═════ STORED DATA
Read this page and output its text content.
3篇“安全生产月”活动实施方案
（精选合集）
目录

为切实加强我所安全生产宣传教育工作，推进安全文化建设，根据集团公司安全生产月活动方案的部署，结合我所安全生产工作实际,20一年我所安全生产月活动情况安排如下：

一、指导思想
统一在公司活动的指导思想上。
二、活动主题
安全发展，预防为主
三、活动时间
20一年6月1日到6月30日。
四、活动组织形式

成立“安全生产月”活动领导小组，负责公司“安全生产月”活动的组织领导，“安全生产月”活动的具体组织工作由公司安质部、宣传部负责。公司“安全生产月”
══════════
### [WHAT THE EXERCISE ASKS]
Exactly reproduce all of the entries above.

### [SOLUTION FOR THIS EXERCISE]
Read this page and output its text content.
3篇“安全生产月”活动实施方案
（精选合集）
目录

为切实加强我所安全生产宣传教育工作，推进安全文化建设，根据集团公司安全生产月活动方案的部署，结合我所安全生产工作实际,20一年我所安全生产月活动情况安排如下：

一、指导思想
统一在公司活动的指导思想上。
二、活动主题
安全发展，预防为主
三、活动时间
20一年6月1日到6月30日。
四、活动组织形式

成立“安全生产月”活动领导小组，负责公司“安全生产月”活动的组织领导，“安全生产月”活动的具体组织工作由公司安质部、宣传部负责。公司“安全生产月”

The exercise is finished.